What is being asked>
Reproduce each line of the material precisely.

-------------------------

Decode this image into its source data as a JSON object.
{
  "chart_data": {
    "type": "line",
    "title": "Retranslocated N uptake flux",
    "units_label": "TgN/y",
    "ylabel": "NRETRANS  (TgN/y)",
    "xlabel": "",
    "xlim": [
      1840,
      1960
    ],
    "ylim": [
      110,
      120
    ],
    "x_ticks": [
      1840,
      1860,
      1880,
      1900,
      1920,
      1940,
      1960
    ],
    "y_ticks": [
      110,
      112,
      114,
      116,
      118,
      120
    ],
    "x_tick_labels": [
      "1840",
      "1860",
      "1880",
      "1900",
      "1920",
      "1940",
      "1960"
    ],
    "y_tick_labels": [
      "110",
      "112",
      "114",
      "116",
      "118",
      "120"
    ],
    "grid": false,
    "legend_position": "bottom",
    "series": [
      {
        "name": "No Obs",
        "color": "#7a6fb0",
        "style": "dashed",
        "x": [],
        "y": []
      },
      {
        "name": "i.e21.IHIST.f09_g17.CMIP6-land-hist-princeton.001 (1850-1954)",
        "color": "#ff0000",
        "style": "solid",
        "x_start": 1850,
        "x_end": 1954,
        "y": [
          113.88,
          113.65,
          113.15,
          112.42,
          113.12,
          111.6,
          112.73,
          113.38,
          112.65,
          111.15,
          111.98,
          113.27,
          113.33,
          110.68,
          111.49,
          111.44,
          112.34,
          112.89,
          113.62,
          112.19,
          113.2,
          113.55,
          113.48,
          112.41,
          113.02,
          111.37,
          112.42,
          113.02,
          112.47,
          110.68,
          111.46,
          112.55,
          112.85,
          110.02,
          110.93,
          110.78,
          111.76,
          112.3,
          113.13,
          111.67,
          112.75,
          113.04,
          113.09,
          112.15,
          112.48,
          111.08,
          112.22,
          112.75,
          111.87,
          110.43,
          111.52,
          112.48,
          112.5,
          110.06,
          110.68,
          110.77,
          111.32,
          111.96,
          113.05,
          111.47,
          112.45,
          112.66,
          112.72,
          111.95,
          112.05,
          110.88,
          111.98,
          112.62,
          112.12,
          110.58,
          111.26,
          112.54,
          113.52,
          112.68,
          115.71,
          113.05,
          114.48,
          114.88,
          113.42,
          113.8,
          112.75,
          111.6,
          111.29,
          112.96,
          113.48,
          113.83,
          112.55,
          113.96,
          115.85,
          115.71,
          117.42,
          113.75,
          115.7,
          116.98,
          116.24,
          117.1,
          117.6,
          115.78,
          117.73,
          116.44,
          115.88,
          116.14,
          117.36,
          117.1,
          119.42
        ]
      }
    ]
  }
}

-------------------------

Solution for this task>
Decode this image into its source data as a JSON object.
{
  "chart_data": {
    "type": "line",
    "title": "Retranslocated N uptake flux",
    "units_label": "TgN/y",
    "ylabel": "NRETRANS  (TgN/y)",
    "xlabel": "",
    "xlim": [
      1840,
      1960
    ],
    "ylim": [
      110,
      120
    ],
    "x_ticks": [
      1840,
      1860,
      1880,
      1900,
      1920,
      1940,
      1960
    ],
    "y_ticks": [
      110,
      112,
      114,
      116,
      118,
      120
    ],
    "x_tick_labels": [
      "1840",
      "1860",
      "1880",
      "1900",
      "1920",
      "1940",
      "1960"
    ],
    "y_tick_labels": [
      "110",
      "112",
      "114",
      "116",
      "118",
      "120"
    ],
    "grid": false,
    "legend_position": "bottom",
    "series": [
      {
        "name": "No Obs",
        "color": "#7a6fb0",
        "style": "dashed",
        "x": [],
        "y": []
      },
      {
        "name": "i.e21.IHIST.f09_g17.CMIP6-land-hist-princeton.001 (1850-1954)",
        "color": "#ff0000",
        "style": "solid",
        "x_start": 1850,
        "x_end": 1954,
        "y": [
          113.88,
          113.65,
          113.15,
          112.42,
          113.12,
          111.6,
          112.73,
          113.38,
          112.65,
          111.15,
          111.98,
          113.27,
          113.33,
          110.68,
          111.49,
          111.44,
          112.34,
          112.89,
          113.62,
          112.19,
          113.2,
          113.55,
          113.48,
          112.41,
          113.02,
          111.37,
          112.42,
          113.02,
          112.47,
          110.68,
          111.46,
          112.55,
          112.85,
          110.02,
          110.93,
          110.78,
          111.76,
          112.3,
          113.13,
          111.67,
          112.75,
          113.04,
          113.09,
          112.15,
          112.48,
          111.08,
          112.22,
          112.75,
          111.87,
          110.43,
          111.52,
          112.48,
          112.5,
          110.06,
          110.68,
          110.77,
          111.32,
          111.96,
          113.05,
          111.47,
          112.45,
          112.66,
          112.72,
          111.95,
          112.05,
          110.88,
          111.98,
          112.62,
          112.12,
          110.58,
          111.26,
          112.54,
          113.52,
          112.68,
          115.71,
          113.05,
          114.48,
          114.88,
          113.42,
          113.8,
          112.75,
          111.6,
          111.29,
          112.96,
          113.48,
          113.83,
          112.55,
          113.96,
          115.85,
          115.71,
          117.42,
          113.75,
          115.7,
          116.98,
          116.24,
          117.1,
          117.6,
          115.78,
          117.73,
          116.44,
          115.88,
          116.14,
          117.36,
          117.1,
          119.42
        ]
      }
    ]
  }
}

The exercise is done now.